# START OF LISTED ENTRIES

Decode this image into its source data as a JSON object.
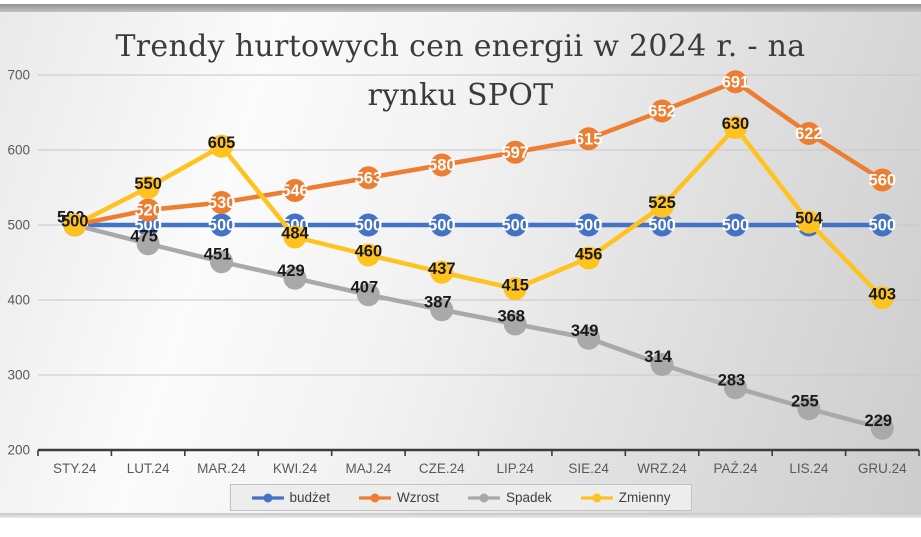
{
  "title": {
    "lines": [
      "Trendy hurtowych cen energii w 2024 r. - na",
      "rynku SPOT"
    ],
    "full": "Trendy hurtowych cen energii w 2024 r. - na rynku SPOT"
  },
  "chart_data": {
    "type": "line",
    "title": "Trendy hurtowych cen energii w 2024 r. - na rynku SPOT",
    "categories": [
      "STY.24",
      "LUT.24",
      "MAR.24",
      "KWI.24",
      "MAJ.24",
      "CZE.24",
      "LIP.24",
      "SIE.24",
      "WRZ.24",
      "PAŹ.24",
      "LIS.24",
      "GRU.24"
    ],
    "series": [
      {
        "name": "budżet",
        "color": "#4472c4",
        "label_color": "#ffffff",
        "values": [
          500,
          500,
          500,
          500,
          500,
          500,
          500,
          500,
          500,
          500,
          500,
          500
        ]
      },
      {
        "name": "Wzrost",
        "color": "#ed7d31",
        "label_color": "#ffffff",
        "values": [
          500,
          520,
          530,
          546,
          563,
          580,
          597,
          615,
          652,
          691,
          622,
          560
        ]
      },
      {
        "name": "Spadek",
        "color": "#a9a9a9",
        "label_color": "#1a1a1a",
        "values": [
          500,
          475,
          451,
          429,
          407,
          387,
          368,
          349,
          314,
          283,
          255,
          229
        ]
      },
      {
        "name": "Zmienny",
        "color": "#ffc320",
        "label_color": "#1a1a1a",
        "values": [
          500,
          550,
          605,
          484,
          460,
          437,
          415,
          456,
          525,
          630,
          504,
          403
        ]
      }
    ],
    "ylim": [
      200,
      700
    ],
    "yticks": [
      200,
      300,
      400,
      500,
      600,
      700
    ],
    "grid": true,
    "data_labels": true,
    "legend_position": "bottom",
    "axis_text_color": "#595959",
    "gridline_color": "#c6c6c6",
    "axis_line_color": "#3c3c3c"
  }
}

# END OF LISTED ENTRIES

Quote the data above in full, leaving out the pictures it holds.

Decode this image into its source data as a JSON object.
{
  "title": {
    "lines": [
      "Trendy hurtowych cen energii w 2024 r. - na",
      "rynku SPOT"
    ],
    "full": "Trendy hurtowych cen energii w 2024 r. - na rynku SPOT"
  },
  "chart_data": {
    "type": "line",
    "title": "Trendy hurtowych cen energii w 2024 r. - na rynku SPOT",
    "categories": [
      "STY.24",
      "LUT.24",
      "MAR.24",
      "KWI.24",
      "MAJ.24",
      "CZE.24",
      "LIP.24",
      "SIE.24",
      "WRZ.24",
      "PAŹ.24",
      "LIS.24",
      "GRU.24"
    ],
    "series": [
      {
        "name": "budżet",
        "color": "#4472c4",
        "label_color": "#ffffff",
        "values": [
          500,
          500,
          500,
          500,
          500,
          500,
          500,
          500,
          500,
          500,
          500,
          500
        ]
      },
      {
        "name": "Wzrost",
        "color": "#ed7d31",
        "label_color": "#ffffff",
        "values": [
          500,
          520,
          530,
          546,
          563,
          580,
          597,
          615,
          652,
          691,
          622,
          560
        ]
      },
      {
        "name": "Spadek",
        "color": "#a9a9a9",
        "label_color": "#1a1a1a",
        "values": [
          500,
          475,
          451,
          429,
          407,
          387,
          368,
          349,
          314,
          283,
          255,
          229
        ]
      },
      {
        "name": "Zmienny",
        "color": "#ffc320",
        "label_color": "#1a1a1a",
        "values": [
          500,
          550,
          605,
          484,
          460,
          437,
          415,
          456,
          525,
          630,
          504,
          403
        ]
      }
    ],
    "ylim": [
      200,
      700
    ],
    "yticks": [
      200,
      300,
      400,
      500,
      600,
      700
    ],
    "grid": true,
    "data_labels": true,
    "legend_position": "bottom",
    "axis_text_color": "#595959",
    "gridline_color": "#c6c6c6",
    "axis_line_color": "#3c3c3c"
  }
}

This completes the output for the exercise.